> [What this task involves]:
Below are some records: retype them all exactly, but not the pictures.

---*---

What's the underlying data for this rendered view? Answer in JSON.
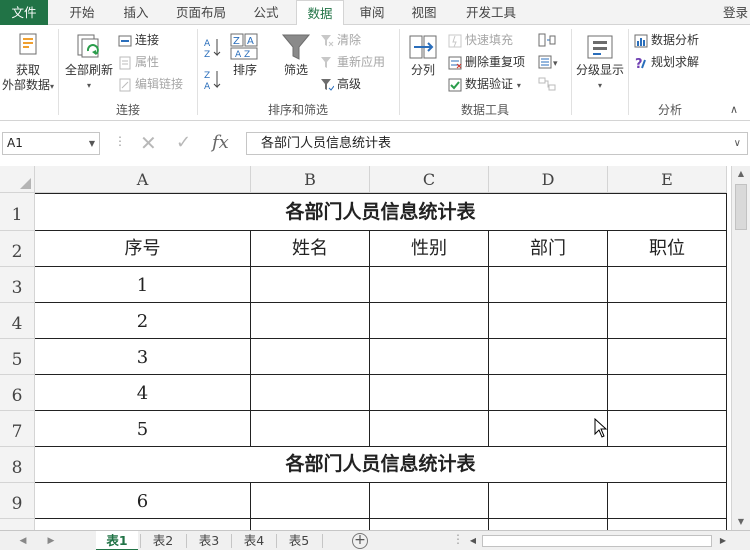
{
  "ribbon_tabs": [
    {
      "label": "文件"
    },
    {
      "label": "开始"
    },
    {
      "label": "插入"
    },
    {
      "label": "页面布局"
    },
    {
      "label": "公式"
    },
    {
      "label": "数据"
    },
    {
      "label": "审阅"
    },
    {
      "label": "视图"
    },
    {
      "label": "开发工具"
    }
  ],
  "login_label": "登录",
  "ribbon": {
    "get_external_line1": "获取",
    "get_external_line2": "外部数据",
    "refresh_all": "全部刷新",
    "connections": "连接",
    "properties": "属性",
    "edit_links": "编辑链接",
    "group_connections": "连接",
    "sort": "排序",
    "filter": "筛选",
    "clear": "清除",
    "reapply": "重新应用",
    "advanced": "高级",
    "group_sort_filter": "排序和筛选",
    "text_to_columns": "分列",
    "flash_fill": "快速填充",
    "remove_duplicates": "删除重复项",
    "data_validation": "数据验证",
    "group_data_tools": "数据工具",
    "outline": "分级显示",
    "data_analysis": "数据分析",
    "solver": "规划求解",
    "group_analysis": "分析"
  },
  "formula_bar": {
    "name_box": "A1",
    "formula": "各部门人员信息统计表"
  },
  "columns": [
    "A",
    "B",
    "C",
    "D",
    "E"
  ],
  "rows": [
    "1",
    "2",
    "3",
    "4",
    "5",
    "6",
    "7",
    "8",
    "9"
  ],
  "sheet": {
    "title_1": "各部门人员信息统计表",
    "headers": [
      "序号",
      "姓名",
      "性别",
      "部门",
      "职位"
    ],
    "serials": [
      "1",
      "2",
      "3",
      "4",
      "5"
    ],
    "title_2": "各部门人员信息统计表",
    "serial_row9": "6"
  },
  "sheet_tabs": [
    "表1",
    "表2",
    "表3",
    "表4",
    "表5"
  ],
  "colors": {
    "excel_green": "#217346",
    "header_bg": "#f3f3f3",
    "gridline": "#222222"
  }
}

---*---

> [Final answer]:
What's the underlying data for this rendered view? Answer in JSON.
{
  "ribbon_tabs": [
    {
      "label": "文件"
    },
    {
      "label": "开始"
    },
    {
      "label": "插入"
    },
    {
      "label": "页面布局"
    },
    {
      "label": "公式"
    },
    {
      "label": "数据"
    },
    {
      "label": "审阅"
    },
    {
      "label": "视图"
    },
    {
      "label": "开发工具"
    }
  ],
  "login_label": "登录",
  "ribbon": {
    "get_external_line1": "获取",
    "get_external_line2": "外部数据",
    "refresh_all": "全部刷新",
    "connections": "连接",
    "properties": "属性",
    "edit_links": "编辑链接",
    "group_connections": "连接",
    "sort": "排序",
    "filter": "筛选",
    "clear": "清除",
    "reapply": "重新应用",
    "advanced": "高级",
    "group_sort_filter": "排序和筛选",
    "text_to_columns": "分列",
    "flash_fill": "快速填充",
    "remove_duplicates": "删除重复项",
    "data_validation": "数据验证",
    "group_data_tools": "数据工具",
    "outline": "分级显示",
    "data_analysis": "数据分析",
    "solver": "规划求解",
    "group_analysis": "分析"
  },
  "formula_bar": {
    "name_box": "A1",
    "formula": "各部门人员信息统计表"
  },
  "columns": [
    "A",
    "B",
    "C",
    "D",
    "E"
  ],
  "rows": [
    "1",
    "2",
    "3",
    "4",
    "5",
    "6",
    "7",
    "8",
    "9"
  ],
  "sheet": {
    "title_1": "各部门人员信息统计表",
    "headers": [
      "序号",
      "姓名",
      "性别",
      "部门",
      "职位"
    ],
    "serials": [
      "1",
      "2",
      "3",
      "4",
      "5"
    ],
    "title_2": "各部门人员信息统计表",
    "serial_row9": "6"
  },
  "sheet_tabs": [
    "表1",
    "表2",
    "表3",
    "表4",
    "表5"
  ],
  "colors": {
    "excel_green": "#217346",
    "header_bg": "#f3f3f3",
    "gridline": "#222222"
  }
}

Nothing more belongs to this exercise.